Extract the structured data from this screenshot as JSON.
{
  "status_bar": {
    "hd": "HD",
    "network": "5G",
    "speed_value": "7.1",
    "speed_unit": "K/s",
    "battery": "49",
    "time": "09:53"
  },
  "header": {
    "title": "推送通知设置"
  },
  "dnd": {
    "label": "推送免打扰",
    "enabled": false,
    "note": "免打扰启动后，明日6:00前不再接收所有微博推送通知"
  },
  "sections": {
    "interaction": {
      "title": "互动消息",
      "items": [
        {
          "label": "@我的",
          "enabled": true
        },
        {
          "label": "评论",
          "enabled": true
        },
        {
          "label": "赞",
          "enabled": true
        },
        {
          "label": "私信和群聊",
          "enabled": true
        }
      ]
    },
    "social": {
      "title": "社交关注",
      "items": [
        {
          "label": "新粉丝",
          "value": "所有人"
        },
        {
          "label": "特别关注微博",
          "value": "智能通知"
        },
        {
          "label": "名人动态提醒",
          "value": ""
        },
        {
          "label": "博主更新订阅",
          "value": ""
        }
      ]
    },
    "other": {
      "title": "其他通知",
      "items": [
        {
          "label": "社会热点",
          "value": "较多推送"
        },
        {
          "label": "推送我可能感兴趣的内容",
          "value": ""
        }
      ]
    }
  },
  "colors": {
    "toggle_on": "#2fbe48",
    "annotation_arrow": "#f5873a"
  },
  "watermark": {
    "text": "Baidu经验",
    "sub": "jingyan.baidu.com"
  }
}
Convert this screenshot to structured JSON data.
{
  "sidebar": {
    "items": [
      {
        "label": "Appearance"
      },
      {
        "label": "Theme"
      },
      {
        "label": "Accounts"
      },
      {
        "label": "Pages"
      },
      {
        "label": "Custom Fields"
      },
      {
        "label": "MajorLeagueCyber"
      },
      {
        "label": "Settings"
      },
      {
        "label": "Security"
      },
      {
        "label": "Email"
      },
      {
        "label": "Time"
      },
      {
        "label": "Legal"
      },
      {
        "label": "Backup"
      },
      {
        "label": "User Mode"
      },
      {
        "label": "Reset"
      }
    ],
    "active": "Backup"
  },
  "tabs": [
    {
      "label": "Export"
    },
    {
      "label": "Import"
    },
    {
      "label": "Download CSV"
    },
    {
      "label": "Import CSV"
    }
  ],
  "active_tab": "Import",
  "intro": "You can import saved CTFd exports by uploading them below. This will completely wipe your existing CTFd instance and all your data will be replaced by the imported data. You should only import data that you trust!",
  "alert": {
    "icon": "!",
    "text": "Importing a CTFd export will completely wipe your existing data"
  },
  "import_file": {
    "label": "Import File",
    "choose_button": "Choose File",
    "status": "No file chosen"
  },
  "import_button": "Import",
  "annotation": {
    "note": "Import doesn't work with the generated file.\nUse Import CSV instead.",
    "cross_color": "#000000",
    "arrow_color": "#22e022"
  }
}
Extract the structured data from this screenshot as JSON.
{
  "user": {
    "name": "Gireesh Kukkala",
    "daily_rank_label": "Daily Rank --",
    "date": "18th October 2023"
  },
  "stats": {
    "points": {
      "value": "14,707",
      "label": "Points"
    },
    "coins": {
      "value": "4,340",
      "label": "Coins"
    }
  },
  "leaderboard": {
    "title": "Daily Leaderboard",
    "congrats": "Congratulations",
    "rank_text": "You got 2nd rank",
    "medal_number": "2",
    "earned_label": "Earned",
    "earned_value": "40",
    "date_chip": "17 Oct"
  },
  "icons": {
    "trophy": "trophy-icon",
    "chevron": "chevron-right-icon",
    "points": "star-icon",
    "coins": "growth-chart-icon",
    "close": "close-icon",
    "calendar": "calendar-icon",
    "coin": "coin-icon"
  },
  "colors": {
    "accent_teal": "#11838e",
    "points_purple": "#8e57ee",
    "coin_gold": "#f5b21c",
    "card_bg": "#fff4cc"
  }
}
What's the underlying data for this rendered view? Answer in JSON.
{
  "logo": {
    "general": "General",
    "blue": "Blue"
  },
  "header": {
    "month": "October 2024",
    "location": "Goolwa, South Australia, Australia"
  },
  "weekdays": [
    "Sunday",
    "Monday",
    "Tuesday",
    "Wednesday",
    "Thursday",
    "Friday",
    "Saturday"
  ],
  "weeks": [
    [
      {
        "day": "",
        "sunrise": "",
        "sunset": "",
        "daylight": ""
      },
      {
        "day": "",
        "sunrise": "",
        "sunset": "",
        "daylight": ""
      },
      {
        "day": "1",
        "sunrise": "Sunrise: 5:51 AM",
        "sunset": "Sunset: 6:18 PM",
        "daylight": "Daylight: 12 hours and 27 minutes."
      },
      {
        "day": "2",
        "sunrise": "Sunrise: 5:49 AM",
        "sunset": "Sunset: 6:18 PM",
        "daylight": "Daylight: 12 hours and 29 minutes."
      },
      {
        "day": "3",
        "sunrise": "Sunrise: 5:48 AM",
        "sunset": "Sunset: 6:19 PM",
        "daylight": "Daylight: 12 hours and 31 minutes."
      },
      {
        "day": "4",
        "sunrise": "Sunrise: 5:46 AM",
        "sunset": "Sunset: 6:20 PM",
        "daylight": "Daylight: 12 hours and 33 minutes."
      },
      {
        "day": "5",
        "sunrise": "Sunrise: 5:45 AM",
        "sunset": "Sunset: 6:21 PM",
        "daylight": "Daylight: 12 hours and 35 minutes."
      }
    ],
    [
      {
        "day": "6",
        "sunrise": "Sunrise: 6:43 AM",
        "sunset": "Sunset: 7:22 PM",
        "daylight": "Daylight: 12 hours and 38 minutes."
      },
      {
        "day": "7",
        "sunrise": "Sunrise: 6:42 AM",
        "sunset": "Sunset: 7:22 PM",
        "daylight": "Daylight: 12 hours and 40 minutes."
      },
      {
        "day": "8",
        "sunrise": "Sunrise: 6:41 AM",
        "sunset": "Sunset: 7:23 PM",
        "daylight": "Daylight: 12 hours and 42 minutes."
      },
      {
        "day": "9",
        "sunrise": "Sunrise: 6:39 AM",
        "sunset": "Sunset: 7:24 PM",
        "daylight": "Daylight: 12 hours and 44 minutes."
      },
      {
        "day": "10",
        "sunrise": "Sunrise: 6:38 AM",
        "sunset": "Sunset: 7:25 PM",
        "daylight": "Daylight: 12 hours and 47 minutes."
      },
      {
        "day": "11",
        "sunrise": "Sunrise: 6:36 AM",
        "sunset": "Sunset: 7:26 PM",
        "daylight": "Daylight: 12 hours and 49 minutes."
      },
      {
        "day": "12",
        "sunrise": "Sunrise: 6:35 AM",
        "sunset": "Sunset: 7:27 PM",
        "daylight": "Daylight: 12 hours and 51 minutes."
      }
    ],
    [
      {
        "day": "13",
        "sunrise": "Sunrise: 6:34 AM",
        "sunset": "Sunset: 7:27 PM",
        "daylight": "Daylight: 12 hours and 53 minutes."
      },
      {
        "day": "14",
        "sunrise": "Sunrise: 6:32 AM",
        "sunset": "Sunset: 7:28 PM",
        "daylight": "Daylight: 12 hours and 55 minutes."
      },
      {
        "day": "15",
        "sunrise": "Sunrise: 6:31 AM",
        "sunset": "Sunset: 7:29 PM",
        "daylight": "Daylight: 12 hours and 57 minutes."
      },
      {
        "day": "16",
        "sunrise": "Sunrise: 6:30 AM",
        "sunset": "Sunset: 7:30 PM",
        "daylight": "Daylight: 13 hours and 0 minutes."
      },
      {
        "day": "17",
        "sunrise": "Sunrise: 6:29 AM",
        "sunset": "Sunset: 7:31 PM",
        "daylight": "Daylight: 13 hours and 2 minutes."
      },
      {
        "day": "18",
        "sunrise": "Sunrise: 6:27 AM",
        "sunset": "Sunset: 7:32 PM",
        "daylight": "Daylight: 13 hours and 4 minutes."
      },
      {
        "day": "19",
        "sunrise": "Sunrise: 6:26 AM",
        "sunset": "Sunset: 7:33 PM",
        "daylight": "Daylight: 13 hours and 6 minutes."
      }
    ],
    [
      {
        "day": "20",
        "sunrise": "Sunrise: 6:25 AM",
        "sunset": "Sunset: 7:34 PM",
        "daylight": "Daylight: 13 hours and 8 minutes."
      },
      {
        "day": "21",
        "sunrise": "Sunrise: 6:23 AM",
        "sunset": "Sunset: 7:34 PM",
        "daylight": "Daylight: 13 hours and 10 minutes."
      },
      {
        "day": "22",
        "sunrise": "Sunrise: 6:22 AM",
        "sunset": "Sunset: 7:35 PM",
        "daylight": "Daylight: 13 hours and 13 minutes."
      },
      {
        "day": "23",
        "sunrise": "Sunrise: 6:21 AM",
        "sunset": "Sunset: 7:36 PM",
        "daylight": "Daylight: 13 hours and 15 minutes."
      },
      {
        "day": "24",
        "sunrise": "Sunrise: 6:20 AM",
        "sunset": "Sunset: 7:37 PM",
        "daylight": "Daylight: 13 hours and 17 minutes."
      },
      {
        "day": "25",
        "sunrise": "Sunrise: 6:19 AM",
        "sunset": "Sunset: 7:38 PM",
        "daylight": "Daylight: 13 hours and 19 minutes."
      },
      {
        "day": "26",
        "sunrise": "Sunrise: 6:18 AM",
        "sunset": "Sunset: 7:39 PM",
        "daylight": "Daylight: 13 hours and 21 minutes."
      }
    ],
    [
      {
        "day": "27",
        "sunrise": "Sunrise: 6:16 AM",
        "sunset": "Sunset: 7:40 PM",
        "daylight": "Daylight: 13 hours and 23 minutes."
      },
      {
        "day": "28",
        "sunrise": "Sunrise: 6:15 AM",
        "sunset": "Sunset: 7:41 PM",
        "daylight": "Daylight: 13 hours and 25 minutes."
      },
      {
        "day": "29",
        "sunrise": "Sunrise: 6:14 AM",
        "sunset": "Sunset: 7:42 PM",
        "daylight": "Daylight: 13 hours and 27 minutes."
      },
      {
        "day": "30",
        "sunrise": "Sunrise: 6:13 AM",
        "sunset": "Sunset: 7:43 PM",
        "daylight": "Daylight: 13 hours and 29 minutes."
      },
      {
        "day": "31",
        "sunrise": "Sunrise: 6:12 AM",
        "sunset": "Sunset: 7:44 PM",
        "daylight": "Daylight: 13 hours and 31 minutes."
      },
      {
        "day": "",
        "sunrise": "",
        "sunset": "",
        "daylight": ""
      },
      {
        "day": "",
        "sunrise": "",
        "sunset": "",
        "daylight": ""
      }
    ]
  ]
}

-----

■ WHAT YOU NEED TO DO ■
Pick each line holding the word "your" out of the data and copy it.

■ FINAL RESULT ■
  "intro": "You can import saved CTFd exports by uploading them below. This will completely wipe your existing CTFd instance and all your data will be replaced by the imported data. You should only import data that you trust!",
    "text": "Importing a CTFd export will completely wipe your existing data"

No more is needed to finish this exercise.